# [TASK DESCRIPTION]
In the entries below, find every line with "DialogueManager" and copy it.

# [Stored data]
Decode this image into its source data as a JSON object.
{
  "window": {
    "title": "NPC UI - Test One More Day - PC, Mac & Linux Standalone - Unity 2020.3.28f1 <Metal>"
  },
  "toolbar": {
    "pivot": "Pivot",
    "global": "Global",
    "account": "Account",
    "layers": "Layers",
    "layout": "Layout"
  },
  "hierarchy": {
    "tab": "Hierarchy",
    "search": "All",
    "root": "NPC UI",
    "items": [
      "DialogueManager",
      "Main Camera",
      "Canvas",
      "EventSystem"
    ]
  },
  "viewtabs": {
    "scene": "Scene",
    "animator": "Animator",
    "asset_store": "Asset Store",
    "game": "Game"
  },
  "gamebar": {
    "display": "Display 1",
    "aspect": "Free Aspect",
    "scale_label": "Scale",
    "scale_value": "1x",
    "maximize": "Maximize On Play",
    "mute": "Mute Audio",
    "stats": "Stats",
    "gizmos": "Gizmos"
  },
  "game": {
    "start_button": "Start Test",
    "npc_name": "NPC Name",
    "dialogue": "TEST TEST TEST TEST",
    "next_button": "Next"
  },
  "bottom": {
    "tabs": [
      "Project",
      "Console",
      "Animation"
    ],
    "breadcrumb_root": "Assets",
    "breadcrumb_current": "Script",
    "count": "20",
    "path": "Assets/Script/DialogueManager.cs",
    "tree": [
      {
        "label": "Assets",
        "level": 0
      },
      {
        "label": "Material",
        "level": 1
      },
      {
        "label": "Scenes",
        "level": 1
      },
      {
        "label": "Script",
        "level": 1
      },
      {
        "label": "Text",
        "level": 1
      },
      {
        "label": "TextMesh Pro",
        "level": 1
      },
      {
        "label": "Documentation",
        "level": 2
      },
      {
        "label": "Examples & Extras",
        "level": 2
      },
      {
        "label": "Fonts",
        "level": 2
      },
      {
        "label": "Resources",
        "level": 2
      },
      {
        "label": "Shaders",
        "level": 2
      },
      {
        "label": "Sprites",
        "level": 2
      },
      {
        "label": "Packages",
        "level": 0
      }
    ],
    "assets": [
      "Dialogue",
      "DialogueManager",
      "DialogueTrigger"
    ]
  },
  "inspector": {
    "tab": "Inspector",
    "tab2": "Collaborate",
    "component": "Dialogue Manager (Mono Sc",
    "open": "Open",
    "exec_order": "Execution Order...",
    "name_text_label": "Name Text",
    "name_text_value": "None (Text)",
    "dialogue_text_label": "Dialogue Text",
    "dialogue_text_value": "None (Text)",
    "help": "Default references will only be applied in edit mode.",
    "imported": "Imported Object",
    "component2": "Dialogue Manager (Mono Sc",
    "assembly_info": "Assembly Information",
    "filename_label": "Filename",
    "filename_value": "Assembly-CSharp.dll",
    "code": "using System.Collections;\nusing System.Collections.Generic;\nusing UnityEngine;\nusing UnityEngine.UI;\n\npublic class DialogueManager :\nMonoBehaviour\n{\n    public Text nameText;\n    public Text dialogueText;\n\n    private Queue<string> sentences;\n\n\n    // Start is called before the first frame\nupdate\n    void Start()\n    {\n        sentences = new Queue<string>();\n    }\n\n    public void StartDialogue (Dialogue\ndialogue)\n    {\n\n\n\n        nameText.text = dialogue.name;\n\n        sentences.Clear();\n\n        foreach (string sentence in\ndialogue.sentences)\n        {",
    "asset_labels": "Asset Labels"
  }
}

---

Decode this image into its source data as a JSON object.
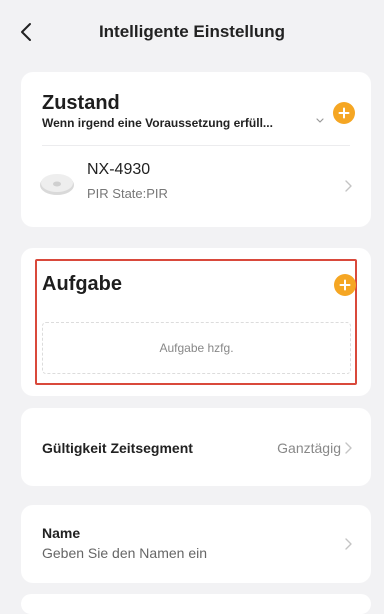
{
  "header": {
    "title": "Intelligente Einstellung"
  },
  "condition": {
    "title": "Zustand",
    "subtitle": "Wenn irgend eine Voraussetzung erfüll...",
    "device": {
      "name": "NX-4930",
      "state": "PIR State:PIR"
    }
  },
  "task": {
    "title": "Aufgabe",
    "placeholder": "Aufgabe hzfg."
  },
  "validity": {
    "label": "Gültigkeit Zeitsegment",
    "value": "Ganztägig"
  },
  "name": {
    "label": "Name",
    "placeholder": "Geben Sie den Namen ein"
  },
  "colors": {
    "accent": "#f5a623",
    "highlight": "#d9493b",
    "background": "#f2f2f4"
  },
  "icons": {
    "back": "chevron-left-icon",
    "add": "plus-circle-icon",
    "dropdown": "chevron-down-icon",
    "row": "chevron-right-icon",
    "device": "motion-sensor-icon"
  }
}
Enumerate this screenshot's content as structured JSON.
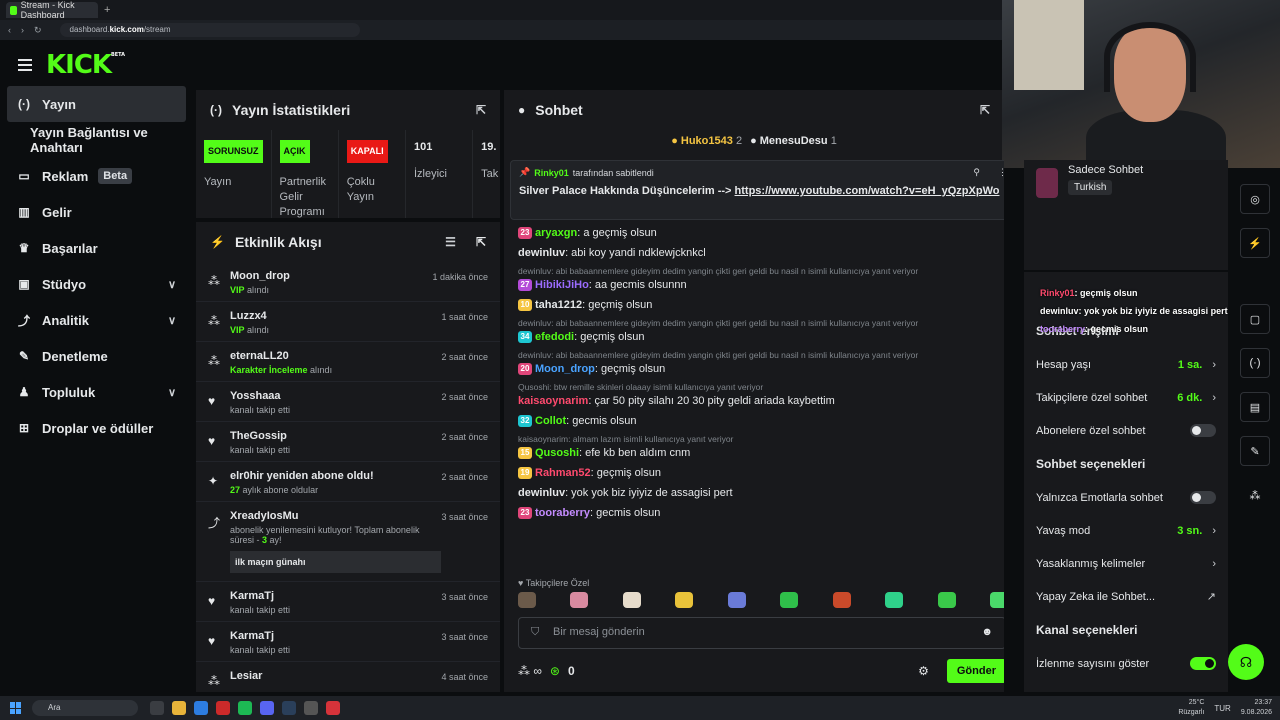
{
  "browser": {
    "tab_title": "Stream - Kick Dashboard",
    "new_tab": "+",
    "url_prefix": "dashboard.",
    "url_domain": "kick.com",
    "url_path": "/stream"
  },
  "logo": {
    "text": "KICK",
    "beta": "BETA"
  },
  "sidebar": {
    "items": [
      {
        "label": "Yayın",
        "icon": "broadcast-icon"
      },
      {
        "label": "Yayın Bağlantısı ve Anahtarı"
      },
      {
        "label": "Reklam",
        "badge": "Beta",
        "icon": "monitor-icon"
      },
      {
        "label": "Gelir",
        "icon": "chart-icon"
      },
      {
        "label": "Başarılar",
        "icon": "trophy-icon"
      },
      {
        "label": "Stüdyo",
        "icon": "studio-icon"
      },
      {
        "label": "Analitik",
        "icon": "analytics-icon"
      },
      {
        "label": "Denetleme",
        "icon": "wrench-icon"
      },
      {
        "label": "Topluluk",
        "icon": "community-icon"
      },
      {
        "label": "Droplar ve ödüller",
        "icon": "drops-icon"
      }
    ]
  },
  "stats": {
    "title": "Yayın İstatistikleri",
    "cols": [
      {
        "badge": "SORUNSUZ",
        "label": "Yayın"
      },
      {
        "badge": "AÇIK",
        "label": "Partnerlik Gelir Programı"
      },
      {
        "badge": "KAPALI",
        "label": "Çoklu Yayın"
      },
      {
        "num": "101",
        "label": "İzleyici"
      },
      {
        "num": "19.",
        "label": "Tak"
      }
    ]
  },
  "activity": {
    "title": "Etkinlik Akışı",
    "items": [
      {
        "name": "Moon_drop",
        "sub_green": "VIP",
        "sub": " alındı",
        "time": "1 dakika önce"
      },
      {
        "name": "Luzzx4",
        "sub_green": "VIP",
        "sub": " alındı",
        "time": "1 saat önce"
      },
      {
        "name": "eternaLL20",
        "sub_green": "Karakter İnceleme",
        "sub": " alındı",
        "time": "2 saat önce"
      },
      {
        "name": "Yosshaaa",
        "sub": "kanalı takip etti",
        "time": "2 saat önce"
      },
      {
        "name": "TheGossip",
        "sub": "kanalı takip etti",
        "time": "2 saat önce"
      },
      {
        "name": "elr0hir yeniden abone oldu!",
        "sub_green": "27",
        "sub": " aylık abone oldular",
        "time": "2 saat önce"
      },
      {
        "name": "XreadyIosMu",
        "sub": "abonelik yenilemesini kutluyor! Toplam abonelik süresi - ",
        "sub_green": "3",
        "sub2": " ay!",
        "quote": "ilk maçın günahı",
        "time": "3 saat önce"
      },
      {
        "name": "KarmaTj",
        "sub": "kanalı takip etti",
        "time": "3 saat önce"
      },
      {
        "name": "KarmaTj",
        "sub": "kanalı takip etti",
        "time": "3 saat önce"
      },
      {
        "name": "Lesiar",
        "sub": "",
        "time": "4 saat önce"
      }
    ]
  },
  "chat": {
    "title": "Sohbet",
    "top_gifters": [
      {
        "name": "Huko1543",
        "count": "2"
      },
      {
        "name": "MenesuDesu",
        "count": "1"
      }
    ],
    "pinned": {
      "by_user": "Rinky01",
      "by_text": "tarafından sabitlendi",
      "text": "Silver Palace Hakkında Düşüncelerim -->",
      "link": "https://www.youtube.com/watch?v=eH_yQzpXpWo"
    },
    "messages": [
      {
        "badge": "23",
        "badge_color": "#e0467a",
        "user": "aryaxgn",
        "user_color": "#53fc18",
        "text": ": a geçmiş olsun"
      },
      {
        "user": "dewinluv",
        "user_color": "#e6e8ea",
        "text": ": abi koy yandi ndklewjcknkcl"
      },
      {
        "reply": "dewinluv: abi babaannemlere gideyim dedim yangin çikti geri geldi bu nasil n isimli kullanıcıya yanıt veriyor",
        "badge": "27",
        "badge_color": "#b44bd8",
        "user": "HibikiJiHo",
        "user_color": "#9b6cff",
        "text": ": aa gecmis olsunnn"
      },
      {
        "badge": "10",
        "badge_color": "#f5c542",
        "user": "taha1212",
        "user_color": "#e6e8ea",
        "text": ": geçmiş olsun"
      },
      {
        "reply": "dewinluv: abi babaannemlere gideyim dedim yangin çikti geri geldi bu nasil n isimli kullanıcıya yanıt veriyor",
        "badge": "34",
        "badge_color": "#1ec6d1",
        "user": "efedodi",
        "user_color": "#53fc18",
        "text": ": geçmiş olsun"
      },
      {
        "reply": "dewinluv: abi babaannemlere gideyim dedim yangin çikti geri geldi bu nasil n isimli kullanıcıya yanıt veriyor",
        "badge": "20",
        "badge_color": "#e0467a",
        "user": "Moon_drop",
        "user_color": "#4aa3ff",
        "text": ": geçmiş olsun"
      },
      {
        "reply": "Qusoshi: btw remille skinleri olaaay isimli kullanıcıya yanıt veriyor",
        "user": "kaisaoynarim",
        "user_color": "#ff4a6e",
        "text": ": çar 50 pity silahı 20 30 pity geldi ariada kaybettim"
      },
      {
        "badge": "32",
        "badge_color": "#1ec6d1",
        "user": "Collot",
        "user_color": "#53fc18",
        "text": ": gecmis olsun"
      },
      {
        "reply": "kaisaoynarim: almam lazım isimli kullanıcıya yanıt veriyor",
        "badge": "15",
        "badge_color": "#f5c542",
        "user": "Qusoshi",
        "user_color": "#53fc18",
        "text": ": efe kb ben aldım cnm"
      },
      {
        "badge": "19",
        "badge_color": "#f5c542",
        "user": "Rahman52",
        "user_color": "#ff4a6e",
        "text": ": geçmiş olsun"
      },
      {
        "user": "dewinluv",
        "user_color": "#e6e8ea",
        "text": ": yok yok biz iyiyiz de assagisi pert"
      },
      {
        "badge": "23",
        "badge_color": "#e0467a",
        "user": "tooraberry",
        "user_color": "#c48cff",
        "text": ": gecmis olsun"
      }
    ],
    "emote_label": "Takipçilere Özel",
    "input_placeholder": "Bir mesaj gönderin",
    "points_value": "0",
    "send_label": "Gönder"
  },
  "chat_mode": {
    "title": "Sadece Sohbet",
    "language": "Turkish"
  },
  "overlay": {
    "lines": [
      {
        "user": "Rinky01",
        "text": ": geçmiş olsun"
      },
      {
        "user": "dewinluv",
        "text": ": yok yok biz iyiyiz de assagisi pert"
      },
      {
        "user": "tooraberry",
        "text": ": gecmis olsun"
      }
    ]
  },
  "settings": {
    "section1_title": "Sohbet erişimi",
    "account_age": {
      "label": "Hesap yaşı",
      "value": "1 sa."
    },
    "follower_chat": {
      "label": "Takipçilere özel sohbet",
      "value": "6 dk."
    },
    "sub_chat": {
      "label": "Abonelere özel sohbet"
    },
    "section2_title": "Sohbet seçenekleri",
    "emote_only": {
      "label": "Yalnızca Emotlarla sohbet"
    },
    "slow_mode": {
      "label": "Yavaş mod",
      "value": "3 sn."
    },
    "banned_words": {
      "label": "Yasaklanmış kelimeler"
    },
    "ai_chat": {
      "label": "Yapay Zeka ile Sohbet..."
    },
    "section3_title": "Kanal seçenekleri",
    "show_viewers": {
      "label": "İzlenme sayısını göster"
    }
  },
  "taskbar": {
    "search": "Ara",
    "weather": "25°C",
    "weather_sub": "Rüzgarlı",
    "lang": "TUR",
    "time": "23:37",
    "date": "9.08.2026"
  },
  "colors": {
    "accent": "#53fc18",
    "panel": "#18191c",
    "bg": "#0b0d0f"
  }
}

# [ANSWER IN FULL]
      "DialogueManager",
    "path": "Assets/Script/DialogueManager.cs",
      "DialogueManager",
    "code": "using System.Collections;\nusing System.Collections.Generic;\nusing UnityEngine;\nusing UnityEngine.UI;\n\npublic class DialogueManager :\nMonoBehaviour\n{\n    public Text nameText;\n    public Text dialogueText;\n\n    private Queue<string> sentences;\n\n\n    // Start is called before the first frame\nupdate\n    void Start()\n    {\n        sentences = new Queue<string>();\n    }\n\n    public void StartDialogue (Dialogue\ndialogue)\n    {\n\n\n\n        nameText.text = dialogue.name;\n\n        sentences.Clear();\n\n        foreach (string sentence in\ndialogue.sentences)\n        {",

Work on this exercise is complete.